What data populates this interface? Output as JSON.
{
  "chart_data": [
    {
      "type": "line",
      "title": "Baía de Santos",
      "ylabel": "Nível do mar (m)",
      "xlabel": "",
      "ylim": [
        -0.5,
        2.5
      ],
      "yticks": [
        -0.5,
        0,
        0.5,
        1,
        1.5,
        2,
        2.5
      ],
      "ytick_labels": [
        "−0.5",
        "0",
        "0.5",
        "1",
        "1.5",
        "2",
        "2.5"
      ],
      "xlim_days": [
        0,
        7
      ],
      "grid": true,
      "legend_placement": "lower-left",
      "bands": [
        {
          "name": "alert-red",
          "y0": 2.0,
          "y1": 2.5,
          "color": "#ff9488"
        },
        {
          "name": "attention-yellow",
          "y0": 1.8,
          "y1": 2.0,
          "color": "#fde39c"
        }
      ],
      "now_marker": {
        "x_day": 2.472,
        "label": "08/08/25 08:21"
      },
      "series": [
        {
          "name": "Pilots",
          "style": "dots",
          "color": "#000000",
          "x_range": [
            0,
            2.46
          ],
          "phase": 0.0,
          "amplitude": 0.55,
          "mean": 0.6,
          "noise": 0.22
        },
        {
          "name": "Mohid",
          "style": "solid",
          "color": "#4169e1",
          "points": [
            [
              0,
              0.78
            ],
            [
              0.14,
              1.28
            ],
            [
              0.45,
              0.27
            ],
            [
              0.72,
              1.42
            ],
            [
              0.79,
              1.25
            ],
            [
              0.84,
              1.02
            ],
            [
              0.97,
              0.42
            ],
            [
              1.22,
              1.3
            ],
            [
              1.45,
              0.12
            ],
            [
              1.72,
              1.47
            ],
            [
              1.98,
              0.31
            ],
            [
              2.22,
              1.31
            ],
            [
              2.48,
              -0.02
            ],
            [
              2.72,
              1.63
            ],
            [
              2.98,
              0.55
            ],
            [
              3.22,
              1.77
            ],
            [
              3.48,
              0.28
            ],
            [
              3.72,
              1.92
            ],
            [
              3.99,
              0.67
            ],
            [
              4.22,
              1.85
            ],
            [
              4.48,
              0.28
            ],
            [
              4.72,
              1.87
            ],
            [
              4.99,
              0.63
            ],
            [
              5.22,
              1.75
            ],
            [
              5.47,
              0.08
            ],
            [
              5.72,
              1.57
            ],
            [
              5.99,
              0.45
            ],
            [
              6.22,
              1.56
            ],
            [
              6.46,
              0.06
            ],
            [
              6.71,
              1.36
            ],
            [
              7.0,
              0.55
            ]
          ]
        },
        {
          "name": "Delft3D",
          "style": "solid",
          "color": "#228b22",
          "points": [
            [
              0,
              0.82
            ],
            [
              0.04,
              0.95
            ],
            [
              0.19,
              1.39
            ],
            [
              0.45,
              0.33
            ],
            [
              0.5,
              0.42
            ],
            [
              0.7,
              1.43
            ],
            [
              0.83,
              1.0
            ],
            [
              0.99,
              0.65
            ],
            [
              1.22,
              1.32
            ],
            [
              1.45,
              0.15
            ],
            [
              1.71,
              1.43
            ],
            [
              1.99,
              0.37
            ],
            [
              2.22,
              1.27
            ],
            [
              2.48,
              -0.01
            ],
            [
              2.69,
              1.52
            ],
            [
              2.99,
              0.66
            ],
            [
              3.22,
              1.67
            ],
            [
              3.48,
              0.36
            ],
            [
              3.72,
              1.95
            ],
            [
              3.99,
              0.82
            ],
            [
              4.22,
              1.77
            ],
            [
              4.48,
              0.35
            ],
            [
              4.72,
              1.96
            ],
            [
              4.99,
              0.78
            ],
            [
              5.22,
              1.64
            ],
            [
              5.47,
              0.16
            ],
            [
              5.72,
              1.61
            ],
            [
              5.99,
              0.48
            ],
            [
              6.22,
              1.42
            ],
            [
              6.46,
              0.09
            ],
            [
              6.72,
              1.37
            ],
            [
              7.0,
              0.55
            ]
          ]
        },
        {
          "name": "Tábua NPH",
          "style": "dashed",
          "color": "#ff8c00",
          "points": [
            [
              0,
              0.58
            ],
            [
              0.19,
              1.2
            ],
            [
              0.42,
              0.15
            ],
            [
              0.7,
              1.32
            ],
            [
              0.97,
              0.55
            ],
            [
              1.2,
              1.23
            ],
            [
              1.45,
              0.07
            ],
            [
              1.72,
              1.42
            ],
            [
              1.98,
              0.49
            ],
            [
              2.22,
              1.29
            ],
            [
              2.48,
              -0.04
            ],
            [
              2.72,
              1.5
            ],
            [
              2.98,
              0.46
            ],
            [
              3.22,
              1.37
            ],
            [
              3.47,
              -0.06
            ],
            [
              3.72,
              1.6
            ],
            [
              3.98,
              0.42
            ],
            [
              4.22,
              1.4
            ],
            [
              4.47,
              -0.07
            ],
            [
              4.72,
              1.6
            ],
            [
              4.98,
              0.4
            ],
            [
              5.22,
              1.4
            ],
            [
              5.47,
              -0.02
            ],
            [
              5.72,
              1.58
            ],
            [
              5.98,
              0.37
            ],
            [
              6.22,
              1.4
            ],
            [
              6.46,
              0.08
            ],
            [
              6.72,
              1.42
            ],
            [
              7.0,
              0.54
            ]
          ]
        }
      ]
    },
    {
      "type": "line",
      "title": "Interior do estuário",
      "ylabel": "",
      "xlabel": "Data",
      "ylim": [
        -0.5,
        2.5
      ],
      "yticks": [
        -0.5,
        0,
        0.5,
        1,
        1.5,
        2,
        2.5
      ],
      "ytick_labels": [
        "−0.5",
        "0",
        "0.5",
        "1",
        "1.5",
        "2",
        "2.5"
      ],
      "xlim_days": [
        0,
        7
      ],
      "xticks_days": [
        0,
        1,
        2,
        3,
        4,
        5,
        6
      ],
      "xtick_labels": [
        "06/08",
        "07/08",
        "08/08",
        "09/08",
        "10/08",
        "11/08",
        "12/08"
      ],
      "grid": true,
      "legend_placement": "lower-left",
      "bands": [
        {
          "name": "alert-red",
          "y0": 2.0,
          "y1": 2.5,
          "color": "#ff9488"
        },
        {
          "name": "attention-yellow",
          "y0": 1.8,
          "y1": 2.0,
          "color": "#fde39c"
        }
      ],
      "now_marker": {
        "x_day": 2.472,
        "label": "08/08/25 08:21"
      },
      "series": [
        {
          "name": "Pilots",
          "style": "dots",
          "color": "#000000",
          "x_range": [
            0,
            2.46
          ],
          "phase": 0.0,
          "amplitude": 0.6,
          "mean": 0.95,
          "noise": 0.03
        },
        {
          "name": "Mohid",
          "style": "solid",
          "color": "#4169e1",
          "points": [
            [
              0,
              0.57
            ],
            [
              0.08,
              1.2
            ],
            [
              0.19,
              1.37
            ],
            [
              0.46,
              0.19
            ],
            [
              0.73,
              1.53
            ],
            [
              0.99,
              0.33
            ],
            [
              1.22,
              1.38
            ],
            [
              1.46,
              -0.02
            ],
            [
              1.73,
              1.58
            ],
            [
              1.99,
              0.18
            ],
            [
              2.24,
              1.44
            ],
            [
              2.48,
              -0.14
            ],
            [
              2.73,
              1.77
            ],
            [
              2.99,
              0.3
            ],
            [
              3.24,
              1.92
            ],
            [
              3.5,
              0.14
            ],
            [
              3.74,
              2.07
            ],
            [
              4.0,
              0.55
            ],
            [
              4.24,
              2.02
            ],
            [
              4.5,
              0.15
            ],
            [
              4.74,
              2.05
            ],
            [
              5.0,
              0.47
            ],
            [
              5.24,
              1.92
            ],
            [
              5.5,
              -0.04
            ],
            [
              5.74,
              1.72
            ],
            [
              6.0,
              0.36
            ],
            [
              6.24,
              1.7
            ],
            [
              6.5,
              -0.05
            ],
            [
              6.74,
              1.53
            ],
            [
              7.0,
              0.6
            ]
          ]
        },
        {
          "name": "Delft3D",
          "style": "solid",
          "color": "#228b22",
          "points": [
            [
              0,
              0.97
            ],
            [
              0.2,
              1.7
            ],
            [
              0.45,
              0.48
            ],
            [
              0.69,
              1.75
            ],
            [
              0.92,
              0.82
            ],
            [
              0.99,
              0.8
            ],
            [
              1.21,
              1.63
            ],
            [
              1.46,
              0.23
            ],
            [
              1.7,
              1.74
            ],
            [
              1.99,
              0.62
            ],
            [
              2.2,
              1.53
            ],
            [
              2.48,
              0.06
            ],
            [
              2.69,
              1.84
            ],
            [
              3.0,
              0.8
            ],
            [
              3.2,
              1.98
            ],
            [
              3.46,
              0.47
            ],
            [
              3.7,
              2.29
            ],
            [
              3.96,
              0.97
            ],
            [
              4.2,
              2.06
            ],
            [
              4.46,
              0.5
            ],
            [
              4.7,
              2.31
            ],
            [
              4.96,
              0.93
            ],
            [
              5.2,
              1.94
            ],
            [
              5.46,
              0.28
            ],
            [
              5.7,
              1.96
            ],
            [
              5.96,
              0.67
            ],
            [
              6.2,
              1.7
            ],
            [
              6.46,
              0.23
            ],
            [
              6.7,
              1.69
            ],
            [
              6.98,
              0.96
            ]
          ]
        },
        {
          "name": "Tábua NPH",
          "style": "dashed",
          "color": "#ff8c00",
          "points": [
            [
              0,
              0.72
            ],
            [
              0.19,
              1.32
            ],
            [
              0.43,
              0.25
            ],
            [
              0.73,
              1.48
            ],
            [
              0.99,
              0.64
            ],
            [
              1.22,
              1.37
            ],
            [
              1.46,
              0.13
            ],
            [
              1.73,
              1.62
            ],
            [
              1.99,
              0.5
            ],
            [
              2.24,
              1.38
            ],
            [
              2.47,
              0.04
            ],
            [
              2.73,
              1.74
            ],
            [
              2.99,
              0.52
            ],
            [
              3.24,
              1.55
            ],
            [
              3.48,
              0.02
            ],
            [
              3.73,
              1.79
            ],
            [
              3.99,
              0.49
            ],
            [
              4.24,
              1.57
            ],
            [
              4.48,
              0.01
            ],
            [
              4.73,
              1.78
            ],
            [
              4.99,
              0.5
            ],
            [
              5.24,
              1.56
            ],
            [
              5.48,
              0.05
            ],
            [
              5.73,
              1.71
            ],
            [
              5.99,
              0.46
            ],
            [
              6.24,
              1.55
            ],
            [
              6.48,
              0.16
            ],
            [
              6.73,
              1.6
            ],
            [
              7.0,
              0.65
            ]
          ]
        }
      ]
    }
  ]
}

======

◆ **YOUR GOAL**: Only the number is wanted: how many lines above include the word "title"?

◆ **RESPONSE FOR THIS EXERCISE**: 2